Nothing in the data may be omitted; output it all verbatim.
----- Excerpted records
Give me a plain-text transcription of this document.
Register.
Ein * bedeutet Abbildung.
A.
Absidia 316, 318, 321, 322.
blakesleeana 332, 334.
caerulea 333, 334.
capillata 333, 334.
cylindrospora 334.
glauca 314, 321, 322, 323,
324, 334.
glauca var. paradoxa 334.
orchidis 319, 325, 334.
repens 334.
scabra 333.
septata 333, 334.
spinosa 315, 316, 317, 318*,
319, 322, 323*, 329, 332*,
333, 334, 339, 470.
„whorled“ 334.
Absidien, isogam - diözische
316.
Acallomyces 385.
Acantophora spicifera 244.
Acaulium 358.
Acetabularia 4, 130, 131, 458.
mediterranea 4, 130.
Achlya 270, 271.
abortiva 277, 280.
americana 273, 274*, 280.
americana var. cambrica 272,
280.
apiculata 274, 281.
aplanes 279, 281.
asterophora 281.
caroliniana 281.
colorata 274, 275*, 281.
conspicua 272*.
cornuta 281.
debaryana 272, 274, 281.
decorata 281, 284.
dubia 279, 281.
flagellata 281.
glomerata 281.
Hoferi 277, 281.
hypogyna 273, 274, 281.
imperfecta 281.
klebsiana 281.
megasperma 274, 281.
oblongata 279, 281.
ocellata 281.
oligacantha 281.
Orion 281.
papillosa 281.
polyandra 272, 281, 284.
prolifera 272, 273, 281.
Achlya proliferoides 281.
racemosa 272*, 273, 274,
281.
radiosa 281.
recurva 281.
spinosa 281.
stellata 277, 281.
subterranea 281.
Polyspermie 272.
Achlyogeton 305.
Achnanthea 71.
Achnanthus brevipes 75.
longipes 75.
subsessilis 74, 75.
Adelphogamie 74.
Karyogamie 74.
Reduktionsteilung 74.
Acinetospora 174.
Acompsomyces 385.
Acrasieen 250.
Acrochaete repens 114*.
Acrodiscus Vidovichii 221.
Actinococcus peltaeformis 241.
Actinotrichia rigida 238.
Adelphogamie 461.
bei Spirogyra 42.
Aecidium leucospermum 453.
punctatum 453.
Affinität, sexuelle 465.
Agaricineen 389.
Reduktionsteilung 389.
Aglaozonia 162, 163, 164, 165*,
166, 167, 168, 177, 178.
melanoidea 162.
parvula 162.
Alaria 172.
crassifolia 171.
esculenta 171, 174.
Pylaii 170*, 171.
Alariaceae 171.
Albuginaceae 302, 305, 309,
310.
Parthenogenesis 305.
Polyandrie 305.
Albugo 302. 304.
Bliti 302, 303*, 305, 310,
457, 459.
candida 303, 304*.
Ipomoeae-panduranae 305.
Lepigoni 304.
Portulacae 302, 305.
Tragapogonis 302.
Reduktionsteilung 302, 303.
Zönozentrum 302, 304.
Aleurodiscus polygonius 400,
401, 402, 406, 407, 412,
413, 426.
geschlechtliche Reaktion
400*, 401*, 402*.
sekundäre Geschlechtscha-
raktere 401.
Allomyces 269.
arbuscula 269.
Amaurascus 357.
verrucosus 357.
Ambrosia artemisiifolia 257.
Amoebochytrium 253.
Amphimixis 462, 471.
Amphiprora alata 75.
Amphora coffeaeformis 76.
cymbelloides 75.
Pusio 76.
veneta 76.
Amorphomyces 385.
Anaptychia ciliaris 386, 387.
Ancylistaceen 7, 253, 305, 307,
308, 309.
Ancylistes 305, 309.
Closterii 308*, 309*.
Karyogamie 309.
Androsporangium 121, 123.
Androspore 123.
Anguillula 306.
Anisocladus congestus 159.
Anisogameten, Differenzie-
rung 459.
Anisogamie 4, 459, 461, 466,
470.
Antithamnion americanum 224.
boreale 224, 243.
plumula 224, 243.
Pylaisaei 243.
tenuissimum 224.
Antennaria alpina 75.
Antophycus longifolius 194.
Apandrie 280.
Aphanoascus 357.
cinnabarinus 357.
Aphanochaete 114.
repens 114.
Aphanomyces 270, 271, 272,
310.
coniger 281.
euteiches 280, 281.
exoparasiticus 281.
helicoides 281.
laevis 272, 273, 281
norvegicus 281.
----------
**Written response**
Give me a plain-text transcription of this document.
Register.
Ein * bedeutet Abbildung.
A.
Absidia 316, 318, 321, 322.
blakesleeana 332, 334.
caerulea 333, 334.
capillata 333, 334.
cylindrospora 334.
glauca 314, 321, 322, 323,
324, 334.
glauca var. paradoxa 334.
orchidis 319, 325, 334.
repens 334.
scabra 333.
septata 333, 334.
spinosa 315, 316, 317, 318*,
319, 322, 323*, 329, 332*,
333, 334, 339, 470.
„whorled“ 334.
Absidien, isogam - diözische
316.
Acallomyces 385.
Acantophora spicifera 244.
Acaulium 358.
Acetabularia 4, 130, 131, 458.
mediterranea 4, 130.
Achlya 270, 271.
abortiva 277, 280.
americana 273, 274*, 280.
americana var. cambrica 272,
280.
apiculata 274, 281.
aplanes 279, 281.
asterophora 281.
caroliniana 281.
colorata 274, 275*, 281.
conspicua 272*.
cornuta 281.
debaryana 272, 274, 281.
decorata 281, 284.
dubia 279, 281.
flagellata 281.
glomerata 281.
Hoferi 277, 281.
hypogyna 273, 274, 281.
imperfecta 281.
klebsiana 281.
megasperma 274, 281.
oblongata 279, 281.
ocellata 281.
oligacantha 281.
Orion 281.
papillosa 281.
polyandra 272, 281, 284.
prolifera 272, 273, 281.
Achlya proliferoides 281.
racemosa 272*, 273, 274,
281.
radiosa 281.
recurva 281.
spinosa 281.
stellata 277, 281.
subterranea 281.
Polyspermie 272.
Achlyogeton 305.
Achnanthea 71.
Achnanthus brevipes 75.
longipes 75.
subsessilis 74, 75.
Adelphogamie 74.
Karyogamie 74.
Reduktionsteilung 74.
Acinetospora 174.
Acompsomyces 385.
Acrasieen 250.
Acrochaete repens 114*.
Acrodiscus Vidovichii 221.
Actinococcus peltaeformis 241.
Actinotrichia rigida 238.
Adelphogamie 461.
bei Spirogyra 42.
Aecidium leucospermum 453.
punctatum 453.
Affinität, sexuelle 465.
Agaricineen 389.
Reduktionsteilung 389.
Aglaozonia 162, 163, 164, 165*,
166, 167, 168, 177, 178.
melanoidea 162.
parvula 162.
Alaria 172.
crassifolia 171.
esculenta 171, 174.
Pylaii 170*, 171.
Alariaceae 171.
Albuginaceae 302, 305, 309,
310.
Parthenogenesis 305.
Polyandrie 305.
Albugo 302. 304.
Bliti 302, 303*, 305, 310,
457, 459.
candida 303, 304*.
Ipomoeae-panduranae 305.
Lepigoni 304.
Portulacae 302, 305.
Tragapogonis 302.
Reduktionsteilung 302, 303.
Zönozentrum 302, 304.
Aleurodiscus polygonius 400,
401, 402, 406, 407, 412,
413, 426.
geschlechtliche Reaktion
400*, 401*, 402*.
sekundäre Geschlechtscha-
raktere 401.
Allomyces 269.
arbuscula 269.
Amaurascus 357.
verrucosus 357.
Ambrosia artemisiifolia 257.
Amoebochytrium 253.
Amphimixis 462, 471.
Amphiprora alata 75.
Amphora coffeaeformis 76.
cymbelloides 75.
Pusio 76.
veneta 76.
Amorphomyces 385.
Anaptychia ciliaris 386, 387.
Ancylistaceen 7, 253, 305, 307,
308, 309.
Ancylistes 305, 309.
Closterii 308*, 309*.
Karyogamie 309.
Androsporangium 121, 123.
Androspore 123.
Anguillula 306.
Anisocladus congestus 159.
Anisogameten, Differenzie-
rung 459.
Anisogamie 4, 459, 461, 466,
470.
Antithamnion americanum 224.
boreale 224, 243.
plumula 224, 243.
Pylaisaei 243.
tenuissimum 224.
Antennaria alpina 75.
Antophycus longifolius 194.
Apandrie 280.
Aphanoascus 357.
cinnabarinus 357.
Aphanochaete 114.
repens 114.
Aphanomyces 270, 271, 272,
310.
coniger 281.
euteiches 280, 281.
exoparasiticus 281.
helicoides 281.
laevis 272, 273, 281
norvegicus 281.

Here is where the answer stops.